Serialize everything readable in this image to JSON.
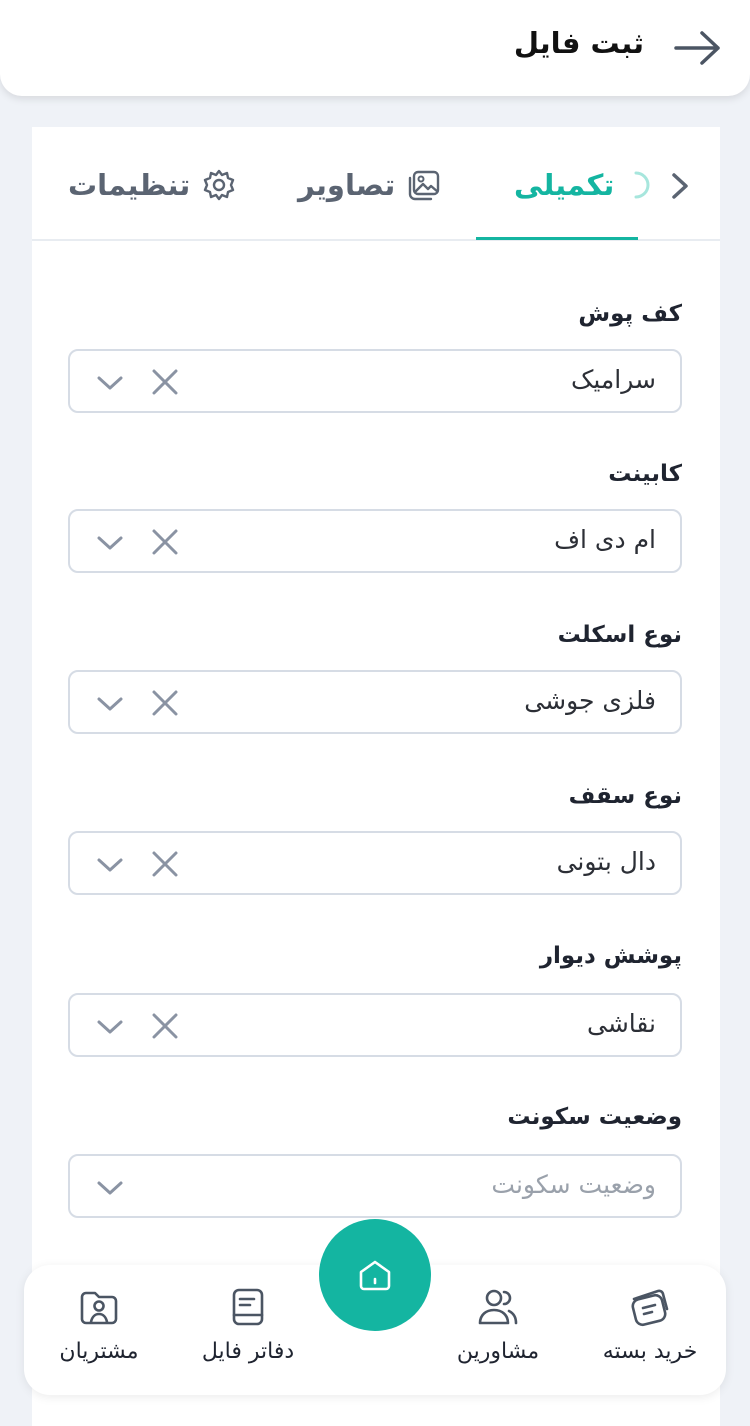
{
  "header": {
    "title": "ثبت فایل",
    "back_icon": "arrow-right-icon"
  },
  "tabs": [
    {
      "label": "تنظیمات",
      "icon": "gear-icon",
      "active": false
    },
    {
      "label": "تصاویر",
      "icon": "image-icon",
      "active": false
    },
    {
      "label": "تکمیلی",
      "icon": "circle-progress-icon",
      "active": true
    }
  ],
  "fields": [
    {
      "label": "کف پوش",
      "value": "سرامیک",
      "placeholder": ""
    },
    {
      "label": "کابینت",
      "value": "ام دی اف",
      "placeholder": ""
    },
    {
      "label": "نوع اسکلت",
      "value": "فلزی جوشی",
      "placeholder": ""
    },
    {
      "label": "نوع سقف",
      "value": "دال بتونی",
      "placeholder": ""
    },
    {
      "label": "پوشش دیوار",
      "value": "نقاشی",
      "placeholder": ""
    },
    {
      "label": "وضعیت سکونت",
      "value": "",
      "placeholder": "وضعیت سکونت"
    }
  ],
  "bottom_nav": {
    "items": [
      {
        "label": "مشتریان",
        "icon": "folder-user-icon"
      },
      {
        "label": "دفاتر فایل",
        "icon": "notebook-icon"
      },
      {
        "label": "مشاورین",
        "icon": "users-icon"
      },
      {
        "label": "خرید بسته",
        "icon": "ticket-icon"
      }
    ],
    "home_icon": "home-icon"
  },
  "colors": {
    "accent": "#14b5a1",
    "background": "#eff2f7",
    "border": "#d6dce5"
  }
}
★ ★ ★ ★
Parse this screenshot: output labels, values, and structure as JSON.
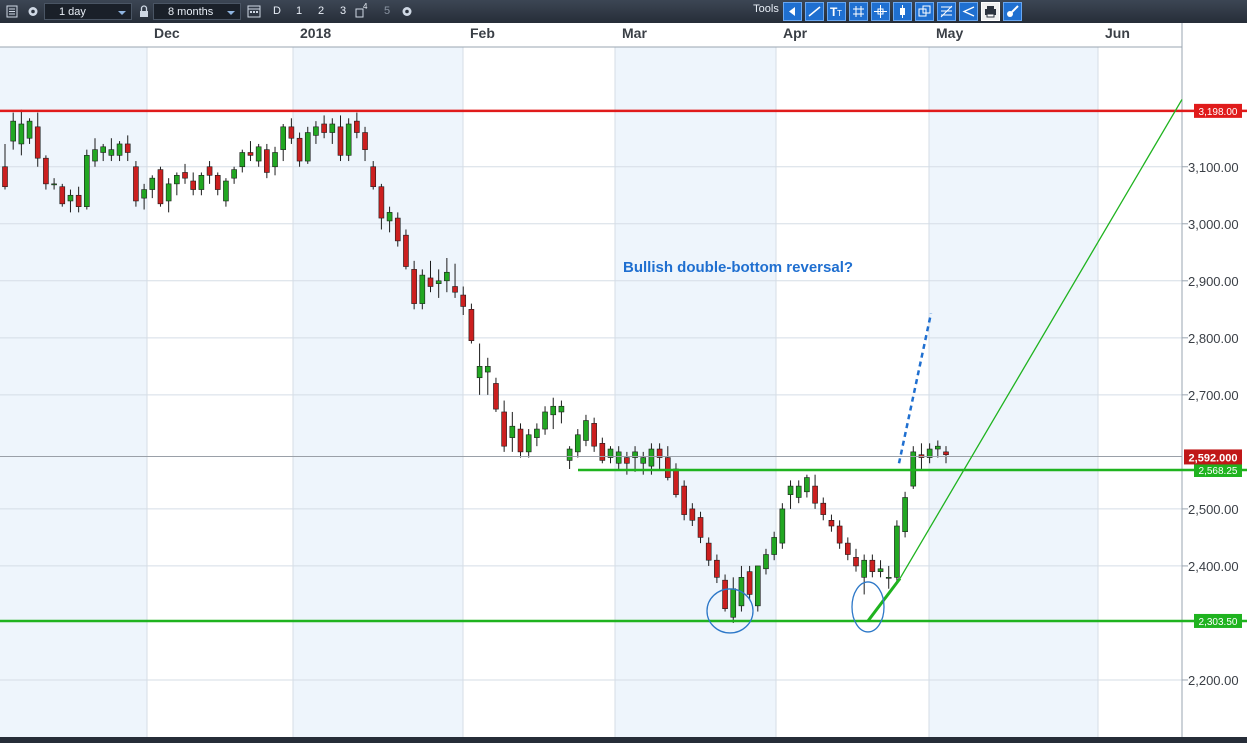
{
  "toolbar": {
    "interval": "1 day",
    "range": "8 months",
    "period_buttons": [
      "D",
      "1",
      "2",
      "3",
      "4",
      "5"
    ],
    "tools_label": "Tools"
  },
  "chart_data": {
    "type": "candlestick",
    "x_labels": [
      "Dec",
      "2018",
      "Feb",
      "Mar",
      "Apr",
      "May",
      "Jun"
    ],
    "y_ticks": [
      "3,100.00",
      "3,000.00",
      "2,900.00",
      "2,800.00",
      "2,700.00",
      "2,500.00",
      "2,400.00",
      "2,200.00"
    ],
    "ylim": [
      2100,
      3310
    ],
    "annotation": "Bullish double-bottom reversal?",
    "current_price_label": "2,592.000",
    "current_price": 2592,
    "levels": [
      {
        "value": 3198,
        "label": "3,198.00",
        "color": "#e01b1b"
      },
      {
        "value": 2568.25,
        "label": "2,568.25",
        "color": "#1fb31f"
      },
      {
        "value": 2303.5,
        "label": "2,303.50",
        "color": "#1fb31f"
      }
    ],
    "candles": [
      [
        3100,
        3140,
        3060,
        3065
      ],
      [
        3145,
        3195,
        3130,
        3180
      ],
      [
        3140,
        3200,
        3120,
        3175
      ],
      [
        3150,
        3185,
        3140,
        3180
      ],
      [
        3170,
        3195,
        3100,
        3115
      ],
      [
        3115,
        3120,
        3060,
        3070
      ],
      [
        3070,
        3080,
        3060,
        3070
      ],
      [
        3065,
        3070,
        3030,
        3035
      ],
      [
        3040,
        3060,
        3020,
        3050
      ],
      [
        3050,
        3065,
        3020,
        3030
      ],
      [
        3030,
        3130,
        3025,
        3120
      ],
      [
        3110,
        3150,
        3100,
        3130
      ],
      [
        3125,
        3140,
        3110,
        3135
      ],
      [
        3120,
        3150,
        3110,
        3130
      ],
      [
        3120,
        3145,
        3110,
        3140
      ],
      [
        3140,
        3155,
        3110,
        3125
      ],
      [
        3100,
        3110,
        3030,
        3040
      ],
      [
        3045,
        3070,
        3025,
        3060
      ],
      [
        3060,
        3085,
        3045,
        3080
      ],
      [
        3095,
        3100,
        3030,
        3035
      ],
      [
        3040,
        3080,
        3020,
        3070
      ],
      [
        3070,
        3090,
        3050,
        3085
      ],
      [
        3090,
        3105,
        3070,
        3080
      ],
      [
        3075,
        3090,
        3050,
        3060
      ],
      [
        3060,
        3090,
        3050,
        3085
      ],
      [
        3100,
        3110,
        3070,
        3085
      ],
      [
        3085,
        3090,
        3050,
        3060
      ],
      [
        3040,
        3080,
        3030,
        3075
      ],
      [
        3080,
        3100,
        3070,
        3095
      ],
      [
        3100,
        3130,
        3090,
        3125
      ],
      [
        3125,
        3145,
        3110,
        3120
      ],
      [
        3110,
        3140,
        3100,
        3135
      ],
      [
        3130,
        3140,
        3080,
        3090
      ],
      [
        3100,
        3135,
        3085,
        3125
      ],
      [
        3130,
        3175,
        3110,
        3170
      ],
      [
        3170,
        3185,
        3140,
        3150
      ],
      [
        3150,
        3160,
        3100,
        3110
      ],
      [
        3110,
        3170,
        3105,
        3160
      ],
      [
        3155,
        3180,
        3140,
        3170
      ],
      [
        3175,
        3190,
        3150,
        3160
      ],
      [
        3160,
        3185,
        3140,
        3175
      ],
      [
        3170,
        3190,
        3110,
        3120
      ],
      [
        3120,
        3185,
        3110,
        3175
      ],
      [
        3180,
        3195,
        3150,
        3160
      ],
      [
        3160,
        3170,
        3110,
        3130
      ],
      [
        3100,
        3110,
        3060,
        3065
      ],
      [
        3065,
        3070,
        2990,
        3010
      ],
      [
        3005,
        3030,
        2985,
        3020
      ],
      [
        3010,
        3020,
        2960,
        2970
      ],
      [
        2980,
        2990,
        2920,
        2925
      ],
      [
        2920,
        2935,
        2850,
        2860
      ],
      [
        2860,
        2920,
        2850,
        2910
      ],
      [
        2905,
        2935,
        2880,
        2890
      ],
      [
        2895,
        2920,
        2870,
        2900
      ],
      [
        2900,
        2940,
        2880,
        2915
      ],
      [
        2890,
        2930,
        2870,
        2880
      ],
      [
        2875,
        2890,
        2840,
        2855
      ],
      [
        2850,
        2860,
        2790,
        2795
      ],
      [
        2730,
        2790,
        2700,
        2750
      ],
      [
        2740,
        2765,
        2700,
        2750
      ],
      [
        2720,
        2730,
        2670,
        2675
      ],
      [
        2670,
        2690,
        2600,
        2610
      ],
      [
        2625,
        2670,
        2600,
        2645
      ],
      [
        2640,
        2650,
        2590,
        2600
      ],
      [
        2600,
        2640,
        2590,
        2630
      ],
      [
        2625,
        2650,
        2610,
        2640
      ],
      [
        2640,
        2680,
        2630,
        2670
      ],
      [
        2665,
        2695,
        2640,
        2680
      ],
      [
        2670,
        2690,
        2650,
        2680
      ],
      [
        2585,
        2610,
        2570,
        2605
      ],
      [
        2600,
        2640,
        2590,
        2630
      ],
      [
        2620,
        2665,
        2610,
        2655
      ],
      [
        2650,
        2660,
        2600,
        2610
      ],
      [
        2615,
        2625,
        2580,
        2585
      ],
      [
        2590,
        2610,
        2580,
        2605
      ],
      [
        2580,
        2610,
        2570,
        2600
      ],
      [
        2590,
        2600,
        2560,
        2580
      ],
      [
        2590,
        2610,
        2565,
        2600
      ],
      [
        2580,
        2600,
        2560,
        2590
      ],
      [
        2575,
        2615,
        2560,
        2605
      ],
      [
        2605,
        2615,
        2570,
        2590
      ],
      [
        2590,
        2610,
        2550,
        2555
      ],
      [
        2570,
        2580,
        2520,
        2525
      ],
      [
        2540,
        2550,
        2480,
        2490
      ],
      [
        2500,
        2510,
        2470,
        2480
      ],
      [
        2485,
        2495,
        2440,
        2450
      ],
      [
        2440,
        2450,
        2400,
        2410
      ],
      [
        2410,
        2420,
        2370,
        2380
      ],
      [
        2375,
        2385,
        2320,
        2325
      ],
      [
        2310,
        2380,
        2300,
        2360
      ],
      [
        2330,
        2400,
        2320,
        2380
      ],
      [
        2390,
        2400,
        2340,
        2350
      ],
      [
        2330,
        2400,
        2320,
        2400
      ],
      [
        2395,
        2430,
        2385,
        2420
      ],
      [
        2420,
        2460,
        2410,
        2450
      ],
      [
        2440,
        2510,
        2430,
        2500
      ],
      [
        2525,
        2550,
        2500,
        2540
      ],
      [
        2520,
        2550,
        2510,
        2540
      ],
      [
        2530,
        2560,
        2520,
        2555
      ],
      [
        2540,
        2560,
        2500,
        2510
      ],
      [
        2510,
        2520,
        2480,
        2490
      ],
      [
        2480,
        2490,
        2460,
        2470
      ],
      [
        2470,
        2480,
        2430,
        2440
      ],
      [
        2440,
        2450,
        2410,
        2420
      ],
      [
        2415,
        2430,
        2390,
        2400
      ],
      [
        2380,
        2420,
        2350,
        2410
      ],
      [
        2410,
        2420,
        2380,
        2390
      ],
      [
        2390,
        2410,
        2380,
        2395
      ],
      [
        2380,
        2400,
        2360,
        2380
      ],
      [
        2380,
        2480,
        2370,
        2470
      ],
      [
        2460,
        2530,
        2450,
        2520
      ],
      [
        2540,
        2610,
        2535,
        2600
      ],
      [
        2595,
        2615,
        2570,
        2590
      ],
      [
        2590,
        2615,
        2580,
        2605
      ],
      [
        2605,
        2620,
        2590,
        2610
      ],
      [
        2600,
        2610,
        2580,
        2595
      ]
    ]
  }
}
★ ★ ★ ★
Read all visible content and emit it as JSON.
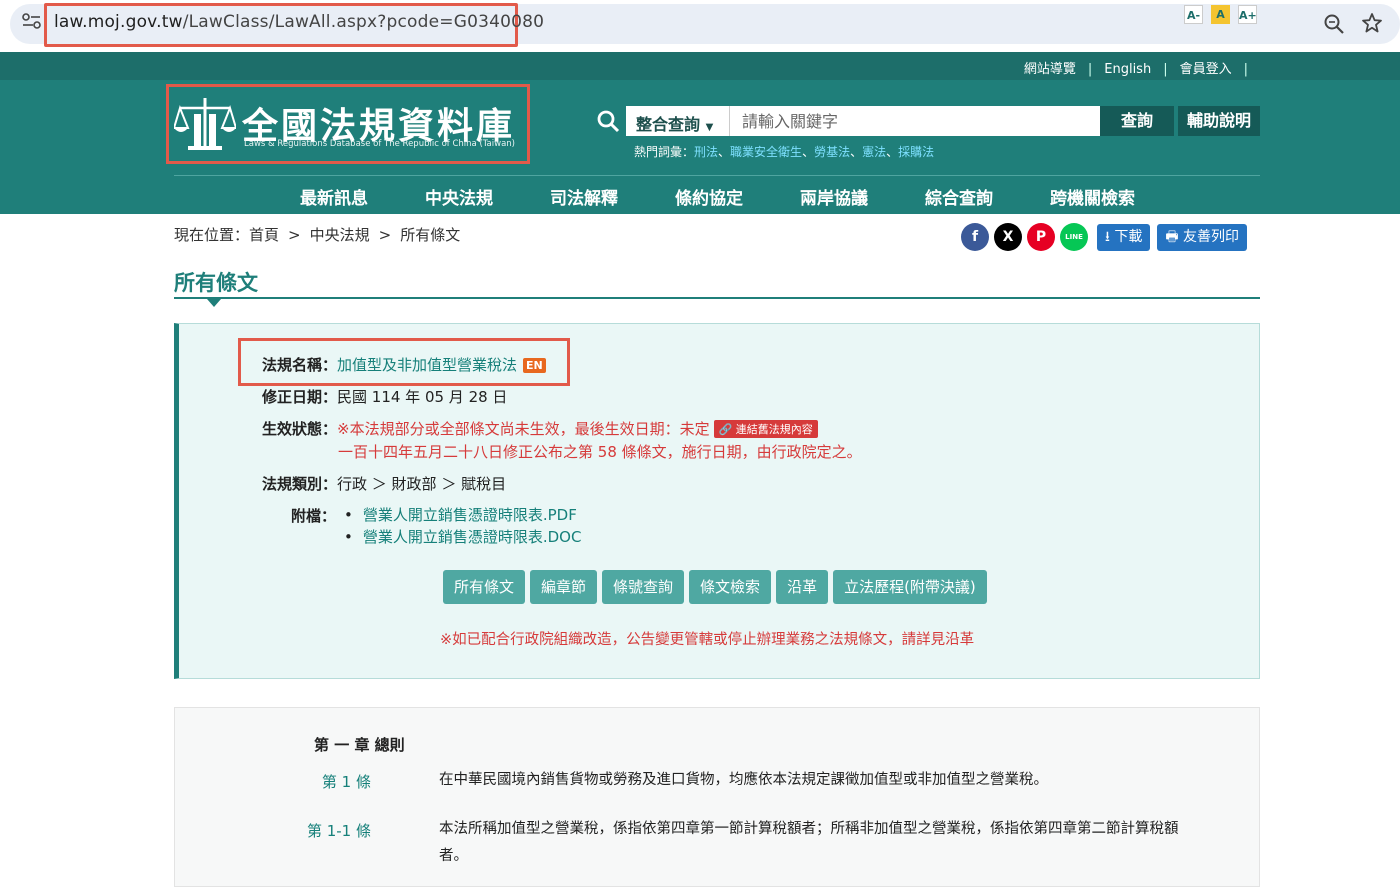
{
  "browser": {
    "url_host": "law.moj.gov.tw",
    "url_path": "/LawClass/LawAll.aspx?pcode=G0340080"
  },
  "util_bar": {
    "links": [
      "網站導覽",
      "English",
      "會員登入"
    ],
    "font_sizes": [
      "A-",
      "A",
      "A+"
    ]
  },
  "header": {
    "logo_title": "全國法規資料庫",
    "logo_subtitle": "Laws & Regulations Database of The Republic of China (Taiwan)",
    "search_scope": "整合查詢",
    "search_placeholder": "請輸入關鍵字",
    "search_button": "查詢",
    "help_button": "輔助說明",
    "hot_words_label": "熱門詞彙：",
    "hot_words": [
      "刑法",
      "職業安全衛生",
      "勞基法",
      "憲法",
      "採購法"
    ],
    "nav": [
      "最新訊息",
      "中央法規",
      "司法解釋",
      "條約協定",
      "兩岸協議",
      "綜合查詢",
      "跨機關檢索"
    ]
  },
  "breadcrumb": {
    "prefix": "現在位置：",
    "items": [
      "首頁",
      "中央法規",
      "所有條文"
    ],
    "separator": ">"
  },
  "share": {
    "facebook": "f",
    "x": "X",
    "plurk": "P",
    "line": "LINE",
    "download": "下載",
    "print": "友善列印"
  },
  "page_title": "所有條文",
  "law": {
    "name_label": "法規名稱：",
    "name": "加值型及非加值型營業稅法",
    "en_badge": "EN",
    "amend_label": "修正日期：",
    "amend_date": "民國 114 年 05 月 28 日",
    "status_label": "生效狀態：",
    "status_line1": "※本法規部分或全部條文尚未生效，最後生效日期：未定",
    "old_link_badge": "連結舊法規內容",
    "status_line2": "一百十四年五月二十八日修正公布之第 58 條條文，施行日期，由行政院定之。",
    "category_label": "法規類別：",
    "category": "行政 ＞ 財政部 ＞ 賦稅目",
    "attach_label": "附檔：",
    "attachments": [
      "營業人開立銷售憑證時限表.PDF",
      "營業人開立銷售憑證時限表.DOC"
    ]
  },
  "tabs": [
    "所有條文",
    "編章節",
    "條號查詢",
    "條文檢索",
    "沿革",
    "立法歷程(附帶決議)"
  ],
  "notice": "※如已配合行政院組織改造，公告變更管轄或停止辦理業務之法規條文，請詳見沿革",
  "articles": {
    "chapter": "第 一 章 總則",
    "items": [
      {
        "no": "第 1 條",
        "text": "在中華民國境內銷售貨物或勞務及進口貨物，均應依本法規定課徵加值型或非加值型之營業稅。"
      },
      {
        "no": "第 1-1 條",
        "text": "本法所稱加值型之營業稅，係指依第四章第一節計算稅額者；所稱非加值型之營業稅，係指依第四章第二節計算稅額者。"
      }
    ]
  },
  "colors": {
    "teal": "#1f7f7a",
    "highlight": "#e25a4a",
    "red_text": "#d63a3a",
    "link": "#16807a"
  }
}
★ ★ ★ ★
**Problem to work on:**
Identify and list each line with the word "image".

**Finished exercise:**
Serialize everything readable in this image to JSON.
      "icon": "image-icon",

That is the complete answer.